[Data items]

###

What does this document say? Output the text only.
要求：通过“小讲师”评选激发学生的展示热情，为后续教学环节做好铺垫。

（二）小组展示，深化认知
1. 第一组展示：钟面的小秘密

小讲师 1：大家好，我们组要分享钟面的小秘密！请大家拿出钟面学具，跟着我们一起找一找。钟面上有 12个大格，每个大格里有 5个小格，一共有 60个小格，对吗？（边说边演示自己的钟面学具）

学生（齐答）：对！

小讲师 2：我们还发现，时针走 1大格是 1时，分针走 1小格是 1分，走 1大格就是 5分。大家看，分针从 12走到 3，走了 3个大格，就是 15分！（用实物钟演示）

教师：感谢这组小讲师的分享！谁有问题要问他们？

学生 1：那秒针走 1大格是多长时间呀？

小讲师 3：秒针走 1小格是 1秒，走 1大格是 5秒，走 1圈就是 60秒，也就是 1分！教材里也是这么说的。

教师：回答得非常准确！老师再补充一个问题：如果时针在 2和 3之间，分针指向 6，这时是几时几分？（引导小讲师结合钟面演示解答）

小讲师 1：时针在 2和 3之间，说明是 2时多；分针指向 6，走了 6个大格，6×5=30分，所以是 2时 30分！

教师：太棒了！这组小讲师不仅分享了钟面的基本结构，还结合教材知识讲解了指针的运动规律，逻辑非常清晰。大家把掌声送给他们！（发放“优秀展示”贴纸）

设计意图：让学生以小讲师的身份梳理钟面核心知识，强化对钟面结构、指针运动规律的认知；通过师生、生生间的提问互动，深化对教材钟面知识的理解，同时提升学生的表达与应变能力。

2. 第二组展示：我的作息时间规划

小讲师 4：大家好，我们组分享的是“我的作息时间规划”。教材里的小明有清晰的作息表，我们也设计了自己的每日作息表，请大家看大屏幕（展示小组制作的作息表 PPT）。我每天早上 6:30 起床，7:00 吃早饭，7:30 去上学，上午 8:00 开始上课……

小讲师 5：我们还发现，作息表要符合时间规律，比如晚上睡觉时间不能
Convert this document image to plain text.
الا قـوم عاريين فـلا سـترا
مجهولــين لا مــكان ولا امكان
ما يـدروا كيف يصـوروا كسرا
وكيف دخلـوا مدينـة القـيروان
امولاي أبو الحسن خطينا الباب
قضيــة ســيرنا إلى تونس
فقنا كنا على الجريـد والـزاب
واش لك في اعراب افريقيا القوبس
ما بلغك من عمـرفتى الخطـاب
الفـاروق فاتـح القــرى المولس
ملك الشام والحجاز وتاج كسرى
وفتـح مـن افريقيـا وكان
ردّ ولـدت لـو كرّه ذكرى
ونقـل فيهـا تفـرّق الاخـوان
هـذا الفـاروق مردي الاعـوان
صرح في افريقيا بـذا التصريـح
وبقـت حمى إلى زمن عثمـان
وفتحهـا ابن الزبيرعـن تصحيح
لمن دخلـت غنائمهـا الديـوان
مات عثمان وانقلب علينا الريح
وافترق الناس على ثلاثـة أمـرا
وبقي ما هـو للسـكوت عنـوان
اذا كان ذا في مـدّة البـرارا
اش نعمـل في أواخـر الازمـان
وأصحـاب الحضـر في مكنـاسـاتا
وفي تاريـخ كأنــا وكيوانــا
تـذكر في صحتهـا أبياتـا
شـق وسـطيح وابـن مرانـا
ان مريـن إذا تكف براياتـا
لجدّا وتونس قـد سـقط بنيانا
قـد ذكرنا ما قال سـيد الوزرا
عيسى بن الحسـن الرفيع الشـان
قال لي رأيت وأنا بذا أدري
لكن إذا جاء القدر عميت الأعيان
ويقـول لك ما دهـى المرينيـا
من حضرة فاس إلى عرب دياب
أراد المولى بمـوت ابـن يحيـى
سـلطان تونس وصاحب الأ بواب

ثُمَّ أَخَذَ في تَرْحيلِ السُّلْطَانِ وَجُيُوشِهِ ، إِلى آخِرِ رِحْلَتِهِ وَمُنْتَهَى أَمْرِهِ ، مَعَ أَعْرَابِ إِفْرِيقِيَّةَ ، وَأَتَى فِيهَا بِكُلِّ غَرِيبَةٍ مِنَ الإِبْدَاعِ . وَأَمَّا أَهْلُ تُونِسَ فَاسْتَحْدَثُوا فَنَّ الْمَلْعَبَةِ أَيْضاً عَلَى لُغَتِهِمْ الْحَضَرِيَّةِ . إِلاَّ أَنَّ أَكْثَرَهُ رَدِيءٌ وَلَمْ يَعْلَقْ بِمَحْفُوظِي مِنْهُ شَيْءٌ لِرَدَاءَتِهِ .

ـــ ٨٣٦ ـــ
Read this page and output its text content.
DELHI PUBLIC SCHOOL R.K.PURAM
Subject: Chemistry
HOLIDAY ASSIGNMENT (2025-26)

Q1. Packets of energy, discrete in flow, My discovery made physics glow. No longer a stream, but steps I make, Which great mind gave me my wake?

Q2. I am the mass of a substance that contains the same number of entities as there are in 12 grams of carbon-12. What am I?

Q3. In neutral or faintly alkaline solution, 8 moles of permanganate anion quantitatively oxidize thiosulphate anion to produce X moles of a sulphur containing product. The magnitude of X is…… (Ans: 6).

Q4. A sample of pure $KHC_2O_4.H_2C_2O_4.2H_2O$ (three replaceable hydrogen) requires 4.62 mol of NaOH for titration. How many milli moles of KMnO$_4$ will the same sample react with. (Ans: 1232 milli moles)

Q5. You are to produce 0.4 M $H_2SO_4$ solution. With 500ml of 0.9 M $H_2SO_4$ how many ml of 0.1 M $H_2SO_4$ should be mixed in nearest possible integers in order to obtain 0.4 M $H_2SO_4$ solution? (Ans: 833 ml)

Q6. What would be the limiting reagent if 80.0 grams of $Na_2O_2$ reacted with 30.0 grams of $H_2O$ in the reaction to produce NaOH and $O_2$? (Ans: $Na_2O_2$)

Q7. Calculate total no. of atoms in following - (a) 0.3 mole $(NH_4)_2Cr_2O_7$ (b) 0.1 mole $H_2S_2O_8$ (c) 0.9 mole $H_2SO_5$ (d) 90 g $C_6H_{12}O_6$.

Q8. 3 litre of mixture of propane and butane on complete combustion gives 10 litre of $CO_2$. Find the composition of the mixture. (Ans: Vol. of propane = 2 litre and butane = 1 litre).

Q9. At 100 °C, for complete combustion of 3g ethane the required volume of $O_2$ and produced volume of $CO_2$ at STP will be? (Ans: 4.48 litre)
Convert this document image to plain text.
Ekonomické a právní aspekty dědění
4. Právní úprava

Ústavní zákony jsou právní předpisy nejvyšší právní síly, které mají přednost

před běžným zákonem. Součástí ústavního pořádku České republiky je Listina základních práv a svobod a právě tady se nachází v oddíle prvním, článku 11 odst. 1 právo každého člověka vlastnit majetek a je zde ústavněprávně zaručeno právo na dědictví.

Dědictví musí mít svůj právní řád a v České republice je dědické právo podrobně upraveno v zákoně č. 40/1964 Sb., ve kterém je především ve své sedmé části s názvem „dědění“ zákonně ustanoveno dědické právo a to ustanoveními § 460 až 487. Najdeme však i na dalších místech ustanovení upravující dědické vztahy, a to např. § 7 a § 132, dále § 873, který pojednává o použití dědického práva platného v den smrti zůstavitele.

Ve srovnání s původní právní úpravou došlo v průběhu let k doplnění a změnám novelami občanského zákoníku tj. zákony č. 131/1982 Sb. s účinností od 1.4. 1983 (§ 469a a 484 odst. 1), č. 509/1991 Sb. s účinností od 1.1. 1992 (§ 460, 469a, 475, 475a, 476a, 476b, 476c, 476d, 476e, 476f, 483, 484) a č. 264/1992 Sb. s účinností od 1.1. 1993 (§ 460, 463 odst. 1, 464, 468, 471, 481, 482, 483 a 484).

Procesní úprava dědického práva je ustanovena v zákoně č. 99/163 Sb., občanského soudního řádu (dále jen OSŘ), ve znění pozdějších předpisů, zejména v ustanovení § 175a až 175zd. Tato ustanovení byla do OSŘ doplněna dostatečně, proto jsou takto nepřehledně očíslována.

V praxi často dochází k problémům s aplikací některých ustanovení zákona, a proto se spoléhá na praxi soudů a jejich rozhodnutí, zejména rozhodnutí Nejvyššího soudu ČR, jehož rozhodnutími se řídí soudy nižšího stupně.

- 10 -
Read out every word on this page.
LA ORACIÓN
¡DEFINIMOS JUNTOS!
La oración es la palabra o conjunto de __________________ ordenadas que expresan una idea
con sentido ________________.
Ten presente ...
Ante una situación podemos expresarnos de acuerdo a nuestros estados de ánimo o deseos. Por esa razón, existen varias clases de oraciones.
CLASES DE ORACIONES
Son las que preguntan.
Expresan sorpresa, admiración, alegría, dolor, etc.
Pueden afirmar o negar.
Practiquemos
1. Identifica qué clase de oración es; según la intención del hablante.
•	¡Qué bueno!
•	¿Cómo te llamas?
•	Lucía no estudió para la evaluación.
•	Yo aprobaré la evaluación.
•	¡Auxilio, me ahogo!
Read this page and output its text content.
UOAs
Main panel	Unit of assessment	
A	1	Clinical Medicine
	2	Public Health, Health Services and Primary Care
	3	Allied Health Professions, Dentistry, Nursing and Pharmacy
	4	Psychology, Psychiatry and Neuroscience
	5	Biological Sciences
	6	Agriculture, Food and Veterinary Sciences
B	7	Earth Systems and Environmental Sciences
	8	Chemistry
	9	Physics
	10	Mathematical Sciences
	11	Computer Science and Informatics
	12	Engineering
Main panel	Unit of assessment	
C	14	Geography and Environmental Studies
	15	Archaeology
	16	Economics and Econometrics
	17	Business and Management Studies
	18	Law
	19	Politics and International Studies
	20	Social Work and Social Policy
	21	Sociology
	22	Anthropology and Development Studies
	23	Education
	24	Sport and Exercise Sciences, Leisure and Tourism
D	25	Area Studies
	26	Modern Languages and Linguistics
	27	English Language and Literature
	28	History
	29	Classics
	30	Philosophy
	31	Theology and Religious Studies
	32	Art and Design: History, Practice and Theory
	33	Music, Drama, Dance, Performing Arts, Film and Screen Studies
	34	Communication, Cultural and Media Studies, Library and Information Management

###

Request: Go through the lines above. Select every one that has the string "zejména".

The answer:
Procesní úprava dědického práva je ustanovena v zákoně č. 99/163 Sb., občanského soudního řádu (dále jen OSŘ), ve znění pozdějších předpisů, zejména v ustanovení § 175a až 175zd. Tato ustanovení byla do OSŘ doplněna dostatečně, proto jsou takto nepřehledně očíslována.
V praxi často dochází k problémům s aplikací některých ustanovení zákona, a proto se spoléhá na praxi soudů a jejich rozhodnutí, zejména rozhodnutí Nejvyššího soudu ČR, jehož rozhodnutími se řídí soudy nižšího stupně.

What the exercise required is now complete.